TASK OBJECTIVE: State the number of lines in the material below that have "table" in them, without any other text.

RECORDS FOR THE EXERCISE:

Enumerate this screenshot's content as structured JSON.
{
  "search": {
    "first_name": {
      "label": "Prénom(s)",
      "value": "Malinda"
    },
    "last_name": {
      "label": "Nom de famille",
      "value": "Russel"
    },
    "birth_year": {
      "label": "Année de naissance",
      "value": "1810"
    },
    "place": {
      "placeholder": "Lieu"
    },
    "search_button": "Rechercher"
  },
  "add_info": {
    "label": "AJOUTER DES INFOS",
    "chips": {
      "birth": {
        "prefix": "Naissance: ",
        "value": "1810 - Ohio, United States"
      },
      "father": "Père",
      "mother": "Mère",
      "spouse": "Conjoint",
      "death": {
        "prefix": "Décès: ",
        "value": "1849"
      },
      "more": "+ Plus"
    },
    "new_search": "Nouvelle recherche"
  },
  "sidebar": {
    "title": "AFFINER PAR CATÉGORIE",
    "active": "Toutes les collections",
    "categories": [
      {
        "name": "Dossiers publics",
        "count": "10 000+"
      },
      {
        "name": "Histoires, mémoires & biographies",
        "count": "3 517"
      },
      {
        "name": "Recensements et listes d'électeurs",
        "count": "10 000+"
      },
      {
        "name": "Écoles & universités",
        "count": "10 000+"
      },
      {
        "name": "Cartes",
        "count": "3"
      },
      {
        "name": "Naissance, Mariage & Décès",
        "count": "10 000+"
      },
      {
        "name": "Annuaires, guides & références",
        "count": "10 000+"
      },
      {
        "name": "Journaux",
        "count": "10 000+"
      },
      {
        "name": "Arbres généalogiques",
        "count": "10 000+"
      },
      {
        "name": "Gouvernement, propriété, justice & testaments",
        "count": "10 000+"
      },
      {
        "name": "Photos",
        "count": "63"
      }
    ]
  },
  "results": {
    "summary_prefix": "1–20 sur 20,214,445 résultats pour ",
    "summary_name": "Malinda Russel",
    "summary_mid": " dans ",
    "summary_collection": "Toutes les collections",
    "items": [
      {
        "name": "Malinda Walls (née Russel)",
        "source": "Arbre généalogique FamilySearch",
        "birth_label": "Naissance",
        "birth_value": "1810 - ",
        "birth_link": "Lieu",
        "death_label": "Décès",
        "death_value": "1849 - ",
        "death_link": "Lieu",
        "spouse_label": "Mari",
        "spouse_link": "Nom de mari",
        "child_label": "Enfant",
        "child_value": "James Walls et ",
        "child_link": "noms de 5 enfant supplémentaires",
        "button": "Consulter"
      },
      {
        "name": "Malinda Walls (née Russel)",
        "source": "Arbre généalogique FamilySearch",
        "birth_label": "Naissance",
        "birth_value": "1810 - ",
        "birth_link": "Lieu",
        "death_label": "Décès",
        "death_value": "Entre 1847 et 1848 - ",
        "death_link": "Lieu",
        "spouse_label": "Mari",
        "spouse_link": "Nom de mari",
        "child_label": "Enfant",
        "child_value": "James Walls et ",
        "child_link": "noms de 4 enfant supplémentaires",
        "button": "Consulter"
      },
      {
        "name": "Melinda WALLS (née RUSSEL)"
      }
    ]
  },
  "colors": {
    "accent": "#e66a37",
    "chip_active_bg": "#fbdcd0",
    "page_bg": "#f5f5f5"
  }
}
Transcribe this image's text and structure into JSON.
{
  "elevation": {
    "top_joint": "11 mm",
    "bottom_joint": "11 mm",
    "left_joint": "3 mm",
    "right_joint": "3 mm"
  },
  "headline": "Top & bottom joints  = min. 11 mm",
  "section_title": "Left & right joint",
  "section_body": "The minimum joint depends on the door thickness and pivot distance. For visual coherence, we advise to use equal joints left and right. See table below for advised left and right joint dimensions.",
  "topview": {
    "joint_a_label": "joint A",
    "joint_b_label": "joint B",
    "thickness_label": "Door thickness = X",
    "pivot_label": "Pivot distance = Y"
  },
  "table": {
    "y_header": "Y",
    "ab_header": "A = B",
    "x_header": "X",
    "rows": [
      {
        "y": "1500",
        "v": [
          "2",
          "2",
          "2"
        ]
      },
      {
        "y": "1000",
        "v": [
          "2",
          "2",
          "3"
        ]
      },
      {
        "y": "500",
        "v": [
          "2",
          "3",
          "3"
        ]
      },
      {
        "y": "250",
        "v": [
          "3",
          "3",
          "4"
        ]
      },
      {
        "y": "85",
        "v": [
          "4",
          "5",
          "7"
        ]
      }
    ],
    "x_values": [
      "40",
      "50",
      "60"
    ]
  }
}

SOLUTION TO THIS TASK: 2